Task to complete
Repeat the listing in full, exactly as it stands.

-- START Material supplied --

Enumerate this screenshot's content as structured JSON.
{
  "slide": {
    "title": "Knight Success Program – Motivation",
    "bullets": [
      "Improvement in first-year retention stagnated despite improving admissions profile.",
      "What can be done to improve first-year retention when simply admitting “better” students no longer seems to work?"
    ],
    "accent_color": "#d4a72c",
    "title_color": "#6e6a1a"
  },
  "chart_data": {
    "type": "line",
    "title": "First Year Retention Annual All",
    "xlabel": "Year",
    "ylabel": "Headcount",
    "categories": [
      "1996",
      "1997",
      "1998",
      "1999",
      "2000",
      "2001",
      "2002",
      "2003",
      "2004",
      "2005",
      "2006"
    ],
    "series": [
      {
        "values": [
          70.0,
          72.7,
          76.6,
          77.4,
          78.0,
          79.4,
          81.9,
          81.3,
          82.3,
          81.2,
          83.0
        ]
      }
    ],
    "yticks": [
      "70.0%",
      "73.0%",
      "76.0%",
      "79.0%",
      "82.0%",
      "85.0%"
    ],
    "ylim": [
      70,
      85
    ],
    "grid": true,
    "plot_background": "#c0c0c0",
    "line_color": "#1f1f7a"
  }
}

-- END Material supplied --

Result
Enumerate this screenshot's content as structured JSON.
{
  "slide": {
    "title": "Knight Success Program – Motivation",
    "bullets": [
      "Improvement in first-year retention stagnated despite improving admissions profile.",
      "What can be done to improve first-year retention when simply admitting “better” students no longer seems to work?"
    ],
    "accent_color": "#d4a72c",
    "title_color": "#6e6a1a"
  },
  "chart_data": {
    "type": "line",
    "title": "First Year Retention Annual All",
    "xlabel": "Year",
    "ylabel": "Headcount",
    "categories": [
      "1996",
      "1997",
      "1998",
      "1999",
      "2000",
      "2001",
      "2002",
      "2003",
      "2004",
      "2005",
      "2006"
    ],
    "series": [
      {
        "values": [
          70.0,
          72.7,
          76.6,
          77.4,
          78.0,
          79.4,
          81.9,
          81.3,
          82.3,
          81.2,
          83.0
        ]
      }
    ],
    "yticks": [
      "70.0%",
      "73.0%",
      "76.0%",
      "79.0%",
      "82.0%",
      "85.0%"
    ],
    "ylim": [
      70,
      85
    ],
    "grid": true,
    "plot_background": "#c0c0c0",
    "line_color": "#1f1f7a"
  }
}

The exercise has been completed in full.